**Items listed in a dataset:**
——

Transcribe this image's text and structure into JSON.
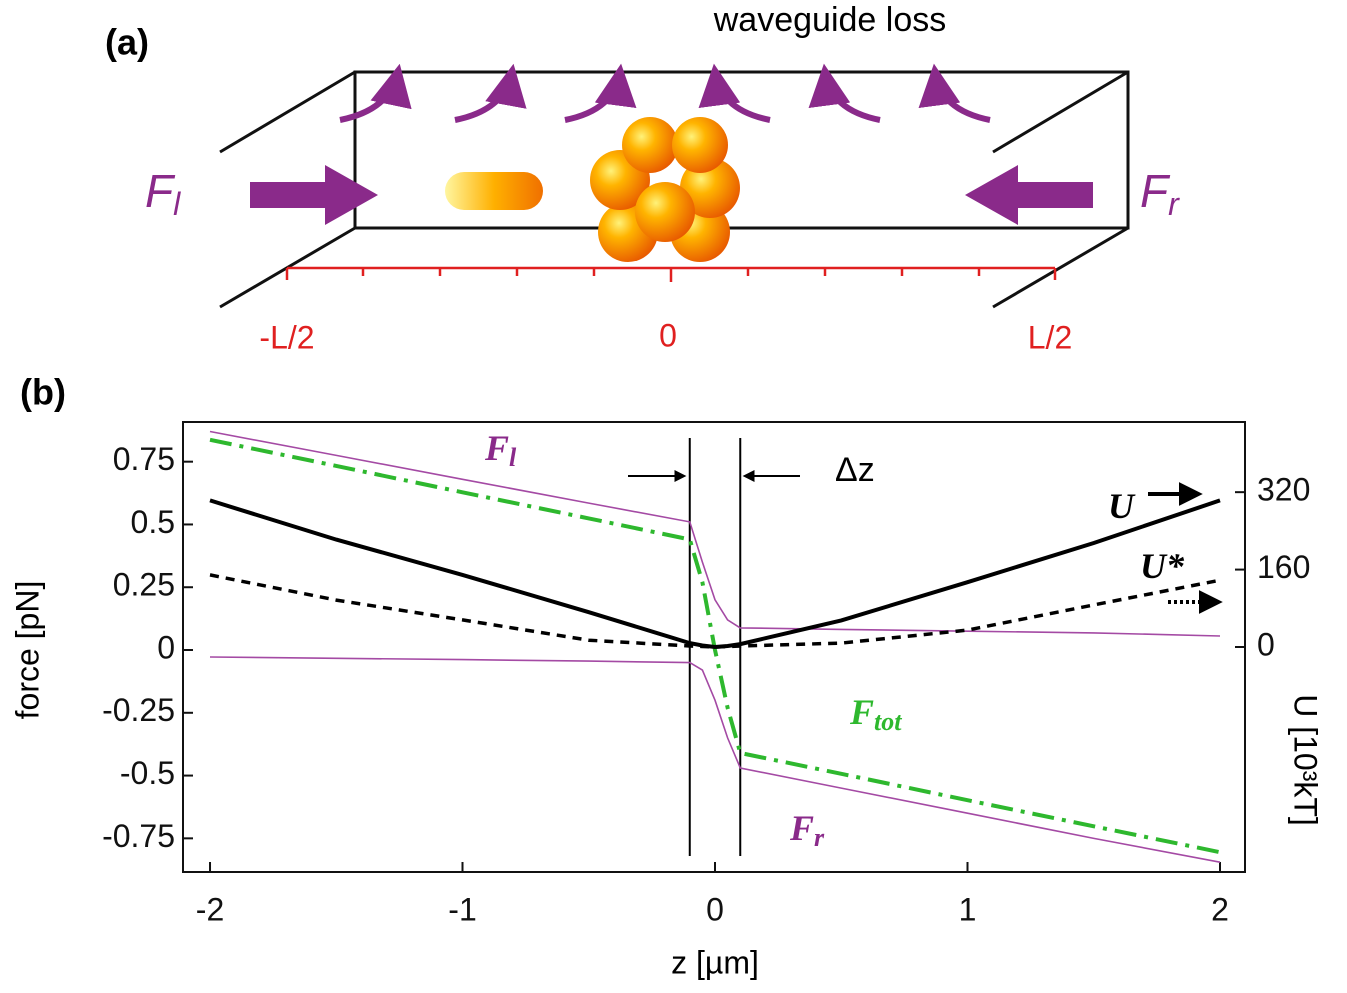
{
  "diagram": {
    "panel_label": "(a)",
    "loss_label": "waveguide loss",
    "force_left": {
      "text": "F",
      "sub": "l"
    },
    "force_right": {
      "text": "F",
      "sub": "r"
    },
    "axis_labels": [
      "-L/2",
      "0",
      "L/2"
    ]
  },
  "chart_data": {
    "type": "line",
    "panel_label": "(b)",
    "x_label": "z [µm]",
    "y_label": "force [pN]",
    "y2_label": "U [10³kT]",
    "x": [
      -2,
      -1.5,
      -1,
      -0.5,
      -0.1,
      -0.05,
      0,
      0.05,
      0.1,
      0.5,
      1,
      1.5,
      2
    ],
    "xlim": [
      -2.107,
      2.099
    ],
    "xticks": [
      -2,
      -1,
      0,
      1,
      2
    ],
    "ylim": [
      -0.884,
      0.908
    ],
    "yticks": [
      0.75,
      0.5,
      0.25,
      0,
      -0.25,
      -0.5,
      -0.75
    ],
    "y2lim": [
      -465,
      465
    ],
    "y2ticks": [
      320,
      160,
      0
    ],
    "markers": [
      -0.1,
      0.1
    ],
    "series": [
      {
        "name": {
          "text": "F",
          "sub": "l"
        },
        "color": "#a44aa4",
        "style": "solid",
        "width": 1.6,
        "values": [
          0.87,
          0.775,
          0.68,
          0.585,
          0.51,
          0.35,
          0.2,
          0.12,
          0.088,
          0.082,
          0.075,
          0.068,
          0.056
        ]
      },
      {
        "name": {
          "text": "F",
          "sub": "r"
        },
        "color": "#a44aa4",
        "style": "solid",
        "width": 1.6,
        "values": [
          -0.028,
          -0.033,
          -0.038,
          -0.044,
          -0.05,
          -0.08,
          -0.2,
          -0.35,
          -0.47,
          -0.55,
          -0.65,
          -0.75,
          -0.845
        ]
      },
      {
        "name": {
          "text": "F",
          "sub": "tot"
        },
        "color": "#2eb82e",
        "style": "dashdot",
        "width": 4,
        "values": [
          0.837,
          0.733,
          0.628,
          0.524,
          0.44,
          0.27,
          0,
          -0.23,
          -0.41,
          -0.493,
          -0.598,
          -0.702,
          -0.805
        ]
      },
      {
        "name": {
          "text": "U",
          "sub": ""
        },
        "color": "#000000",
        "style": "solid",
        "width": 4,
        "axis": "y2",
        "values": [
          303,
          222,
          149,
          72,
          8,
          3,
          0,
          2,
          6,
          55,
          134,
          215,
          303
        ]
      },
      {
        "name": {
          "text": "U*",
          "sub": ""
        },
        "color": "#000000",
        "style": "dashed",
        "width": 3.5,
        "axis": "y2",
        "values": [
          149,
          97,
          56,
          14,
          2,
          1,
          0,
          1,
          2,
          8,
          35,
          87,
          138
        ]
      }
    ],
    "delta_label": "Δz"
  }
}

——

**INSTRUCTIONS FOR THE TASK:**
Return each line from the material above exactly, but not the pictures.

**OUTPUT OF THE TASK:**
Transcribe this image's text and structure into JSON.
{
  "diagram": {
    "panel_label": "(a)",
    "loss_label": "waveguide loss",
    "force_left": {
      "text": "F",
      "sub": "l"
    },
    "force_right": {
      "text": "F",
      "sub": "r"
    },
    "axis_labels": [
      "-L/2",
      "0",
      "L/2"
    ]
  },
  "chart_data": {
    "type": "line",
    "panel_label": "(b)",
    "x_label": "z [µm]",
    "y_label": "force [pN]",
    "y2_label": "U [10³kT]",
    "x": [
      -2,
      -1.5,
      -1,
      -0.5,
      -0.1,
      -0.05,
      0,
      0.05,
      0.1,
      0.5,
      1,
      1.5,
      2
    ],
    "xlim": [
      -2.107,
      2.099
    ],
    "xticks": [
      -2,
      -1,
      0,
      1,
      2
    ],
    "ylim": [
      -0.884,
      0.908
    ],
    "yticks": [
      0.75,
      0.5,
      0.25,
      0,
      -0.25,
      -0.5,
      -0.75
    ],
    "y2lim": [
      -465,
      465
    ],
    "y2ticks": [
      320,
      160,
      0
    ],
    "markers": [
      -0.1,
      0.1
    ],
    "series": [
      {
        "name": {
          "text": "F",
          "sub": "l"
        },
        "color": "#a44aa4",
        "style": "solid",
        "width": 1.6,
        "values": [
          0.87,
          0.775,
          0.68,
          0.585,
          0.51,
          0.35,
          0.2,
          0.12,
          0.088,
          0.082,
          0.075,
          0.068,
          0.056
        ]
      },
      {
        "name": {
          "text": "F",
          "sub": "r"
        },
        "color": "#a44aa4",
        "style": "solid",
        "width": 1.6,
        "values": [
          -0.028,
          -0.033,
          -0.038,
          -0.044,
          -0.05,
          -0.08,
          -0.2,
          -0.35,
          -0.47,
          -0.55,
          -0.65,
          -0.75,
          -0.845
        ]
      },
      {
        "name": {
          "text": "F",
          "sub": "tot"
        },
        "color": "#2eb82e",
        "style": "dashdot",
        "width": 4,
        "values": [
          0.837,
          0.733,
          0.628,
          0.524,
          0.44,
          0.27,
          0,
          -0.23,
          -0.41,
          -0.493,
          -0.598,
          -0.702,
          -0.805
        ]
      },
      {
        "name": {
          "text": "U",
          "sub": ""
        },
        "color": "#000000",
        "style": "solid",
        "width": 4,
        "axis": "y2",
        "values": [
          303,
          222,
          149,
          72,
          8,
          3,
          0,
          2,
          6,
          55,
          134,
          215,
          303
        ]
      },
      {
        "name": {
          "text": "U*",
          "sub": ""
        },
        "color": "#000000",
        "style": "dashed",
        "width": 3.5,
        "axis": "y2",
        "values": [
          149,
          97,
          56,
          14,
          2,
          1,
          0,
          1,
          2,
          8,
          35,
          87,
          138
        ]
      }
    ],
    "delta_label": "Δz"
  }
}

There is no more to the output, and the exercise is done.